#### Data excerpts
-- -- --

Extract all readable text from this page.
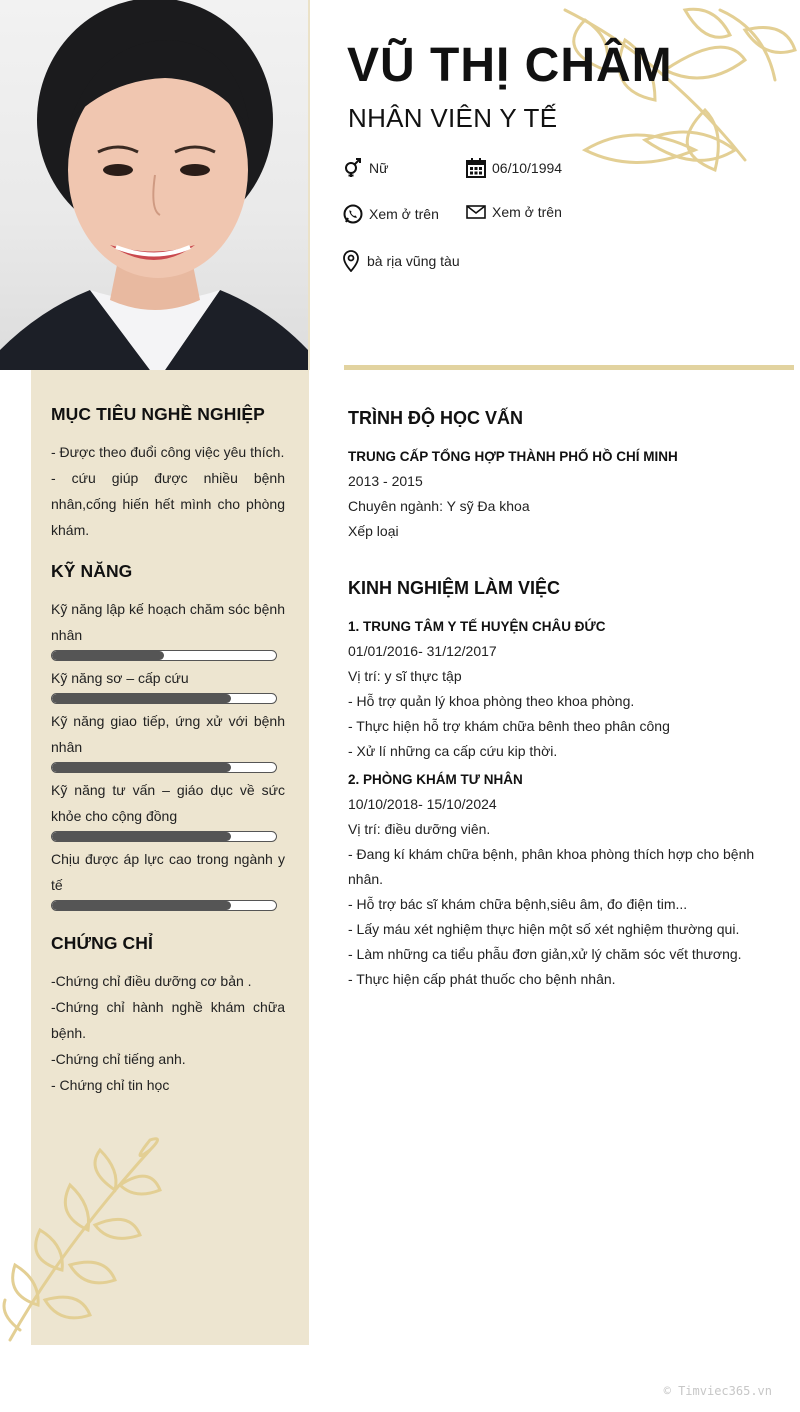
VŨ THỊ CHÂM
NHÂN VIÊN Y TẾ
Nữ	06/10/1994
Xem ở trên	Xem ở trên
bà rịa vũng tàu
MỤC TIÊU NGHỀ NGHIỆP
- Được theo đuổi công việc yêu thích.
- cứu giúp được nhiều bệnh nhân,cống hiến hết mình cho phòng khám.
KỸ NĂNG
Kỹ năng lập kế hoạch chăm sóc bệnh nhân
Kỹ năng sơ – cấp cứu
Kỹ năng giao tiếp, ứng xử với bệnh nhân
Kỹ năng tư vấn – giáo dục về sức khỏe cho cộng đồng
Chịu được áp lực cao trong ngành y tế
CHỨNG CHỈ
-Chứng chỉ điều dưỡng cơ bản .
-Chứng chỉ hành nghề khám chữa bệnh.
-Chứng chỉ tiếng anh.
- Chứng chỉ tin học
TRÌNH ĐỘ HỌC VẤN
TRUNG CẤP TỔNG HỢP THÀNH PHỐ HỒ CHÍ MINH
2013 - 2015
Chuyên ngành: Y sỹ Đa khoa
Xếp loại
KINH NGHIỆM LÀM VIỆC
1. TRUNG TÂM Y TẾ HUYỆN CHÂU ĐỨC
01/01/2016- 31/12/2017
Vị trí: y sĩ thực tập
- Hỗ trợ quản lý khoa phòng theo khoa phòng.
- Thực hiện hỗ trợ khám chữa bênh theo phân công
- Xử lí những ca cấp cứu kip thời.
2. PHÒNG KHÁM TƯ NHÂN
10/10/2018- 15/10/2024
Vị trí: điều dưỡng viên.
- Đang kí khám chữa bệnh, phân khoa phòng thích hợp cho bệnh nhân.
- Hỗ trợ bác sĩ khám chữa bệnh,siêu âm, đo điện tim...
- Lấy máu xét nghiệm thực hiện một số xét nghiệm thường qui.
- Làm những ca tiểu phẫu đơn giản,xử lý chăm sóc vết thương.
- Thực hiện cấp phát thuốc cho bệnh nhân.
© Timviec365.vn
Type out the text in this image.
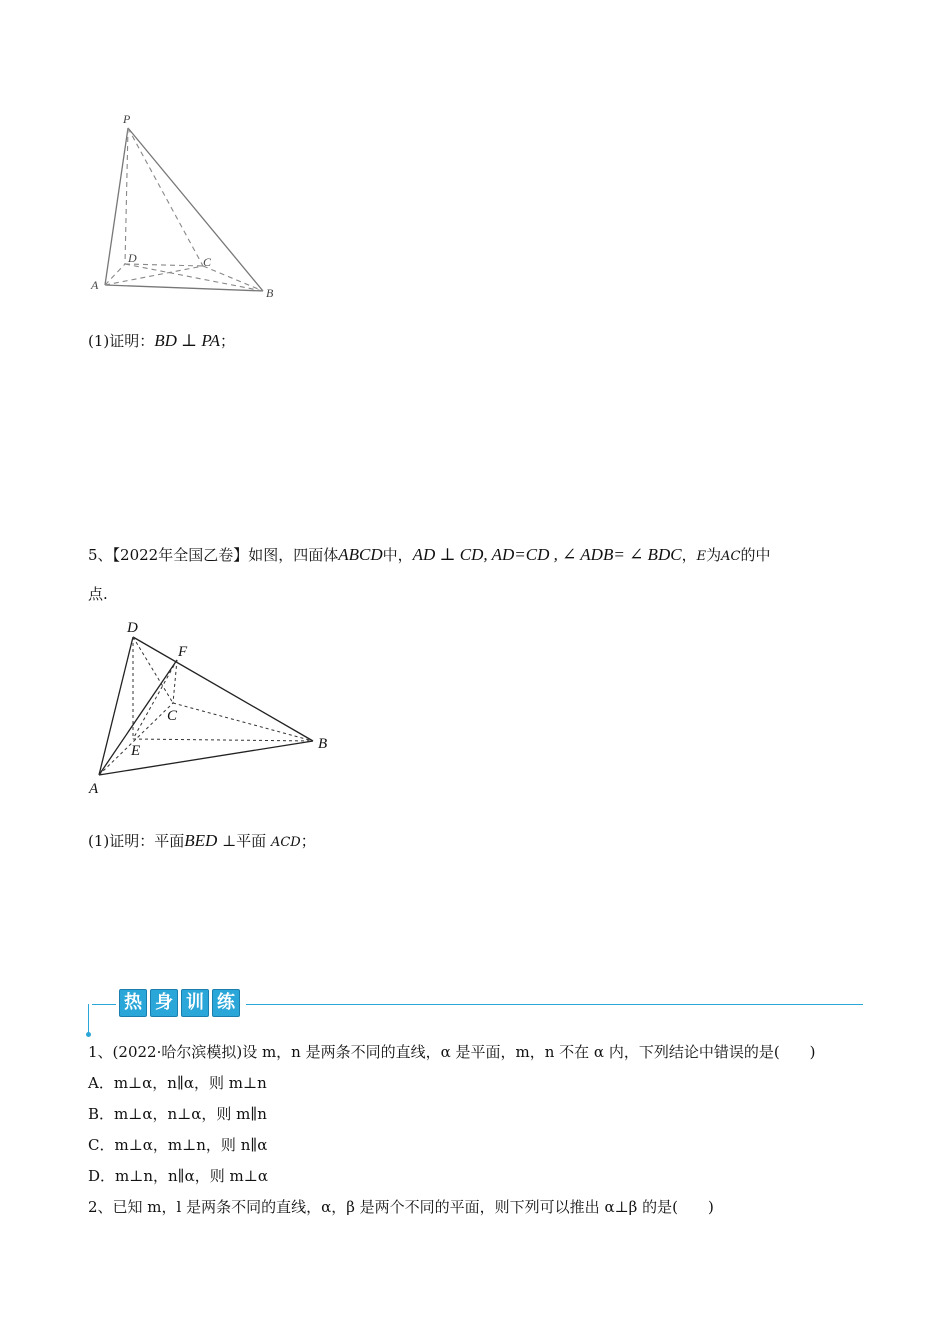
P
A
B
C
D
(1)证明：BD ⊥ PA；
5、【2022年全国乙卷】如图，四面体ABCD中，AD ⊥ CD, AD=CD , ∠ ADB= ∠ BDC，E为AC的中
点.
D
F
C
B
E
A
(1)证明：平面BED ⊥平面 ACD；
热 身 训 练
1、(2022·哈尔滨模拟)设 m，n 是两条不同的直线，α 是平面，m，n 不在 α 内，下列结论中错误的是(　　)
A．m⊥α，n∥α，则 m⊥n
B．m⊥α，n⊥α，则 m∥n
C．m⊥α，m⊥n，则 n∥α
D．m⊥n，n∥α，则 m⊥α
2、已知 m，l 是两条不同的直线，α，β 是两个不同的平面，则下列可以推出 α⊥β 的是(　　)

-- -- --

#### WRITTEN PROBLEM
Copy the records above exactly, leaving out every picture.

#### ANSWER TO THE EXERCISE
Extract all readable text from this page.
VŨ THỊ CHÂM
NHÂN VIÊN Y TẾ
Nữ	06/10/1994
Xem ở trên	Xem ở trên
bà rịa vũng tàu
MỤC TIÊU NGHỀ NGHIỆP
- Được theo đuổi công việc yêu thích.
- cứu giúp được nhiều bệnh nhân,cống hiến hết mình cho phòng khám.
KỸ NĂNG
Kỹ năng lập kế hoạch chăm sóc bệnh nhân
Kỹ năng sơ – cấp cứu
Kỹ năng giao tiếp, ứng xử với bệnh nhân
Kỹ năng tư vấn – giáo dục về sức khỏe cho cộng đồng
Chịu được áp lực cao trong ngành y tế
CHỨNG CHỈ
-Chứng chỉ điều dưỡng cơ bản .
-Chứng chỉ hành nghề khám chữa bệnh.
-Chứng chỉ tiếng anh.
- Chứng chỉ tin học
TRÌNH ĐỘ HỌC VẤN
TRUNG CẤP TỔNG HỢP THÀNH PHỐ HỒ CHÍ MINH
2013 - 2015
Chuyên ngành: Y sỹ Đa khoa
Xếp loại
KINH NGHIỆM LÀM VIỆC
1. TRUNG TÂM Y TẾ HUYỆN CHÂU ĐỨC
01/01/2016- 31/12/2017
Vị trí: y sĩ thực tập
- Hỗ trợ quản lý khoa phòng theo khoa phòng.
- Thực hiện hỗ trợ khám chữa bênh theo phân công
- Xử lí những ca cấp cứu kip thời.
2. PHÒNG KHÁM TƯ NHÂN
10/10/2018- 15/10/2024
Vị trí: điều dưỡng viên.
- Đang kí khám chữa bệnh, phân khoa phòng thích hợp cho bệnh nhân.
- Hỗ trợ bác sĩ khám chữa bệnh,siêu âm, đo điện tim...
- Lấy máu xét nghiệm thực hiện một số xét nghiệm thường qui.
- Làm những ca tiểu phẫu đơn giản,xử lý chăm sóc vết thương.
- Thực hiện cấp phát thuốc cho bệnh nhân.
© Timviec365.vn
Type out the text in this image.
P
A
B
C
D
(1)证明：BD ⊥ PA；
5、【2022年全国乙卷】如图，四面体ABCD中，AD ⊥ CD, AD=CD , ∠ ADB= ∠ BDC，E为AC的中
点.
D
F
C
B
E
A
(1)证明：平面BED ⊥平面 ACD；
热 身 训 练
1、(2022·哈尔滨模拟)设 m，n 是两条不同的直线，α 是平面，m，n 不在 α 内，下列结论中错误的是(　　)
A．m⊥α，n∥α，则 m⊥n
B．m⊥α，n⊥α，则 m∥n
C．m⊥α，m⊥n，则 n∥α
D．m⊥n，n∥α，则 m⊥α
2、已知 m，l 是两条不同的直线，α，β 是两个不同的平面，则下列可以推出 α⊥β 的是(　　)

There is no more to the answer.